Identify all lines in the listing that include the word "normality", and copy them out.
** start ROWS **
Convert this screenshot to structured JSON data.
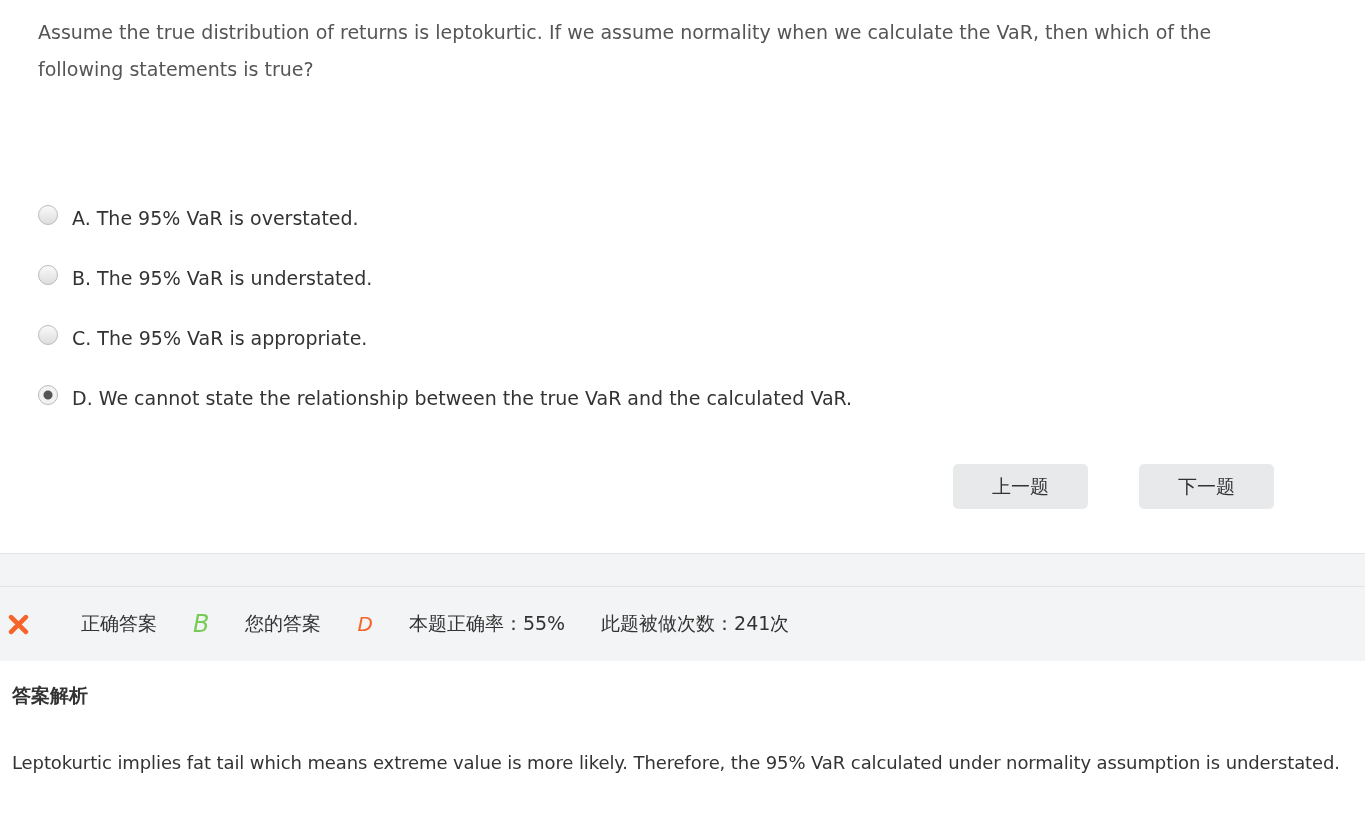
{
  "question": {
    "text": "Assume the true distribution of returns is leptokurtic. If we assume normality when we calculate the VaR, then which of the following statements is true?"
  },
  "options": [
    {
      "label": "A. The 95% VaR is overstated.",
      "selected": false
    },
    {
      "label": "B. The 95% VaR is understated.",
      "selected": false
    },
    {
      "label": "C. The 95% VaR is appropriate.",
      "selected": false
    },
    {
      "label": "D. We cannot state the relationship between the true VaR and the calculated VaR.",
      "selected": true
    }
  ],
  "buttons": [
    {
      "label": "上一题"
    },
    {
      "label": "下一题"
    }
  ],
  "result": {
    "is_correct": false,
    "correct_answer_label": "正确答案",
    "correct_answer": "B",
    "your_answer_label": "您的答案",
    "your_answer": "D",
    "accuracy": "本题正确率：55%",
    "attempts": "此题被做次数：241次"
  },
  "explanation": {
    "heading": "答案解析",
    "text": "Leptokurtic implies fat tail which means extreme value is more likely. Therefore, the 95% VaR calculated under normality assumption is understated."
  }
}
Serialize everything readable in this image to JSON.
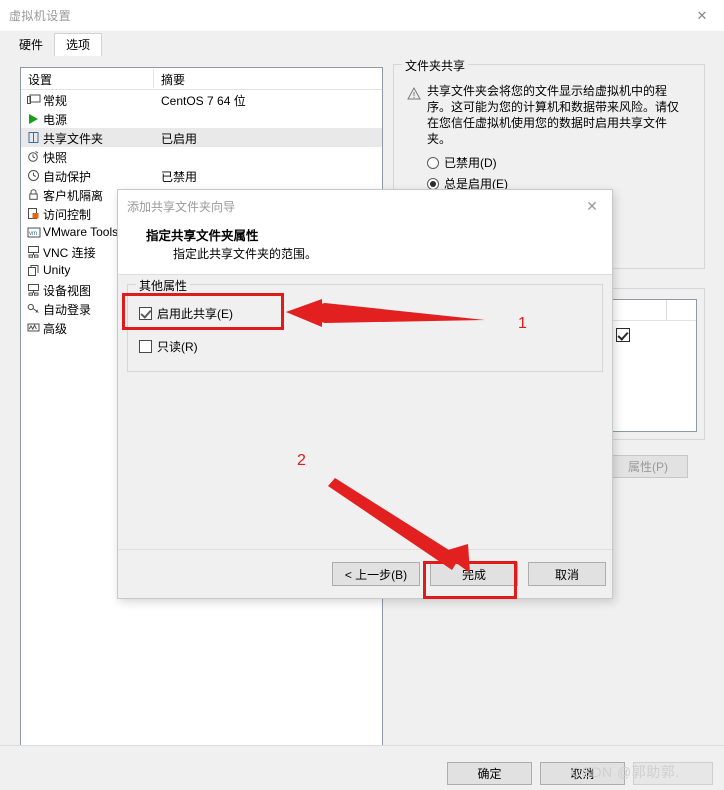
{
  "window": {
    "title": "虚拟机设置",
    "close_icon": "close-icon"
  },
  "tabs": [
    {
      "label": "硬件",
      "selected": false
    },
    {
      "label": "选项",
      "selected": true
    }
  ],
  "settings_list": {
    "columns": [
      "设置",
      "摘要"
    ],
    "rows": [
      {
        "icon": "monitor-icon",
        "label": "常规",
        "value": "CentOS 7 64 位",
        "selected": false
      },
      {
        "icon": "play-icon",
        "label": "电源",
        "value": "",
        "selected": false
      },
      {
        "icon": "folder-icon",
        "label": "共享文件夹",
        "value": "已启用",
        "selected": true
      },
      {
        "icon": "camera-icon",
        "label": "快照",
        "value": "",
        "selected": false
      },
      {
        "icon": "clock-icon",
        "label": "自动保护",
        "value": "已禁用",
        "selected": false
      },
      {
        "icon": "lock-icon",
        "label": "客户机隔离",
        "value": "",
        "selected": false
      },
      {
        "icon": "shield-icon",
        "label": "访问控制",
        "value": "",
        "selected": false
      },
      {
        "icon": "vm-icon",
        "label": "VMware Tools",
        "value": "",
        "selected": false
      },
      {
        "icon": "network-icon",
        "label": "VNC 连接",
        "value": "",
        "selected": false
      },
      {
        "icon": "unity-icon",
        "label": "Unity",
        "value": "",
        "selected": false
      },
      {
        "icon": "device-icon",
        "label": "设备视图",
        "value": "",
        "selected": false
      },
      {
        "icon": "key-icon",
        "label": "自动登录",
        "value": "",
        "selected": false
      },
      {
        "icon": "advanced-icon",
        "label": "高级",
        "value": "",
        "selected": false
      }
    ]
  },
  "right_panel": {
    "folder_sharing": {
      "group_title": "文件夹共享",
      "warning_icon": "warning-icon",
      "warning_text": "共享文件夹会将您的文件显示给虚拟机中的程序。这可能为您的计算机和数据带来风险。请仅在您信任虚拟机使用您的数据时启用共享文件夹。",
      "options": [
        {
          "label": "已禁用(D)",
          "checked": false
        },
        {
          "label": "总是启用(E)",
          "checked": true
        },
        {
          "label": ")",
          "checked": false
        }
      ]
    },
    "folders": {
      "group_title": "",
      "properties_button": "属性(P)"
    }
  },
  "main_buttons": {
    "ok": "确定",
    "cancel": "取消",
    "help": ""
  },
  "watermark": "CSDN @郭助郭.",
  "wizard": {
    "title": "添加共享文件夹向导",
    "close_icon": "close-icon",
    "heading": "指定共享文件夹属性",
    "subheading": "指定此共享文件夹的范围。",
    "group_title": "其他属性",
    "checkboxes": [
      {
        "label": "启用此共享(E)",
        "checked": true
      },
      {
        "label": "只读(R)",
        "checked": false
      }
    ],
    "buttons": {
      "back": "< 上一步(B)",
      "finish": "完成",
      "cancel": "取消"
    }
  },
  "annotations": {
    "step_1": "1",
    "step_2": "2",
    "highlight_color": "#e01b1b"
  }
}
** end ROWS **
> **THE OUTPUT**:
    "text": "Assume the true distribution of returns is leptokurtic. If we assume normality when we calculate the VaR, then which of the following statements is true?"
    "text": "Leptokurtic implies fat tail which means extreme value is more likely. Therefore, the 95% VaR calculated under normality assumption is understated."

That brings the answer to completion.